**Data**
_ _ _ _ _
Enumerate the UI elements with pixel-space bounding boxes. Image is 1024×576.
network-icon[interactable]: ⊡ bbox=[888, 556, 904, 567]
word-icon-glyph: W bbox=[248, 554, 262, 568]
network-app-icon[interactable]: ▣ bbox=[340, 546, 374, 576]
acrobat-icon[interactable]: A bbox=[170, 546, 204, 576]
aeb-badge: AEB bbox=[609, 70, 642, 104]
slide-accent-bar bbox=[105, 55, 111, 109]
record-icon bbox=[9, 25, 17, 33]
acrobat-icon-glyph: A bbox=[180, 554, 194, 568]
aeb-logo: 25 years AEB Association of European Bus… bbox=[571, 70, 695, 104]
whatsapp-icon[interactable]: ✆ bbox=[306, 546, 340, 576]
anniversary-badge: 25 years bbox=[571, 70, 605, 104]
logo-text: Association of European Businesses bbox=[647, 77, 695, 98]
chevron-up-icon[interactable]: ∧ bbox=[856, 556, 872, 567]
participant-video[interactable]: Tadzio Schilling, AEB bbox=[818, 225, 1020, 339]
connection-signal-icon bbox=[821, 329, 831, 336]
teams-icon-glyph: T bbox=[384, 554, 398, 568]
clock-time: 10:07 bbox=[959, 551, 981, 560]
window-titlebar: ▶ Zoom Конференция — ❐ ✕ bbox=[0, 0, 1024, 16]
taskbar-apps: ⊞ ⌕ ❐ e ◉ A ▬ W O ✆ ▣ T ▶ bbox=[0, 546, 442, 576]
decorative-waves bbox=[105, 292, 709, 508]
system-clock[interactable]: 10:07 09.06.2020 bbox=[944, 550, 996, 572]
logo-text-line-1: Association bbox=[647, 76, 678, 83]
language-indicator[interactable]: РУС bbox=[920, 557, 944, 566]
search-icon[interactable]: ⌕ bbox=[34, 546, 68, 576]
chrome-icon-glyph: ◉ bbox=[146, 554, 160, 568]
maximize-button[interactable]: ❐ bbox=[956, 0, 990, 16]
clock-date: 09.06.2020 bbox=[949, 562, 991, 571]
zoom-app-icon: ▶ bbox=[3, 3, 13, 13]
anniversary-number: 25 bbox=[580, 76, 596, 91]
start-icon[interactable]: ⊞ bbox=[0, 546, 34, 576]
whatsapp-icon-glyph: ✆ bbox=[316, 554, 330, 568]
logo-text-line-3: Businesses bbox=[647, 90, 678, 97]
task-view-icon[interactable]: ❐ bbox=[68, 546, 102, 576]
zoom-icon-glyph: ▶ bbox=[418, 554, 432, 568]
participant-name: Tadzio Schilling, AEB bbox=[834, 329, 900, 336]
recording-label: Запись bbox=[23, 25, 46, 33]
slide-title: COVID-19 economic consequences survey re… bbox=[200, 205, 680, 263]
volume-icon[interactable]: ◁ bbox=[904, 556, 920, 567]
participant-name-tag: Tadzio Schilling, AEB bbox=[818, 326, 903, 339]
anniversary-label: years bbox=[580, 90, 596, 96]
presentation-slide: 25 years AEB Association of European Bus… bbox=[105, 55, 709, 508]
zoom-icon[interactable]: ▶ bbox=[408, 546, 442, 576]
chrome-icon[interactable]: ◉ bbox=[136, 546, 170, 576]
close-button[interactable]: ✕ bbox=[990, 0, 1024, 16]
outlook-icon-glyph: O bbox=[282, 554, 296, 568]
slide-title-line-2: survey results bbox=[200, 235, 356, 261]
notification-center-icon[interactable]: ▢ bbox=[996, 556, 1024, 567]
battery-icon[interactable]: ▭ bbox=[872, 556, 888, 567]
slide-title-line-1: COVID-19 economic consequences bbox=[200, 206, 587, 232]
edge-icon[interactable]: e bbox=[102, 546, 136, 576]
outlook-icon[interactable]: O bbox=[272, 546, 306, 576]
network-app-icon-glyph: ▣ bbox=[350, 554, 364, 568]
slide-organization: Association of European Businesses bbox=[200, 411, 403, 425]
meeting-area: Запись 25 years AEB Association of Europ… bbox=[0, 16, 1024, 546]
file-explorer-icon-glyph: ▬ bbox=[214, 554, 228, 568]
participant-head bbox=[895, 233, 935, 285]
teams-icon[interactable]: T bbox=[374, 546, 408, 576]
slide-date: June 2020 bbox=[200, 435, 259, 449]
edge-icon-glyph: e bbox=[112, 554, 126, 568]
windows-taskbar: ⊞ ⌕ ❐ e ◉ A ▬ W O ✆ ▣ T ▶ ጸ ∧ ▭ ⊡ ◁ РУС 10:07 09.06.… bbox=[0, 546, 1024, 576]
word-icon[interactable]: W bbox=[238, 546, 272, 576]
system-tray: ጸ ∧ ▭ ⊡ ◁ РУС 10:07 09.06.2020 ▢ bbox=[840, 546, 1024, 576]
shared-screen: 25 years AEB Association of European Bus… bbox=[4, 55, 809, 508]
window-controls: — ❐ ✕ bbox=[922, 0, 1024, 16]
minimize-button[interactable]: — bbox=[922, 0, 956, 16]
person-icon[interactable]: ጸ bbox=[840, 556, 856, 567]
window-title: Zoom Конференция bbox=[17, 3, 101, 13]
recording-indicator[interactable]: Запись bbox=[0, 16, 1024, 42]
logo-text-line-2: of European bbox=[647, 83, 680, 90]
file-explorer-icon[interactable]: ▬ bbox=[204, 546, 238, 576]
_ _ _ _ _
**Work to complete**
Write the lines from the first one above through the line containing "acrobat-icon-glyph: A bbox=[180, 554, 194, 568]", both included, as a JSON list of strings with one string per line and blank lines omitted.

**Written response**
[
  "Enumerate the UI elements with pixel-space bounding boxes. Image is 1024×576.",
  "network-icon[interactable]: ⊡ bbox=[888, 556, 904, 567]",
  "word-icon-glyph: W bbox=[248, 554, 262, 568]",
  "network-app-icon[interactable]: ▣ bbox=[340, 546, 374, 576]",
  "acrobat-icon[interactable]: A bbox=[170, 546, 204, 576]",
  "aeb-badge: AEB bbox=[609, 70, 642, 104]",
  "slide-accent-bar bbox=[105, 55, 111, 109]",
  "record-icon bbox=[9, 25, 17, 33]",
  "acrobat-icon-glyph: A bbox=[180, 554, 194, 568]"
]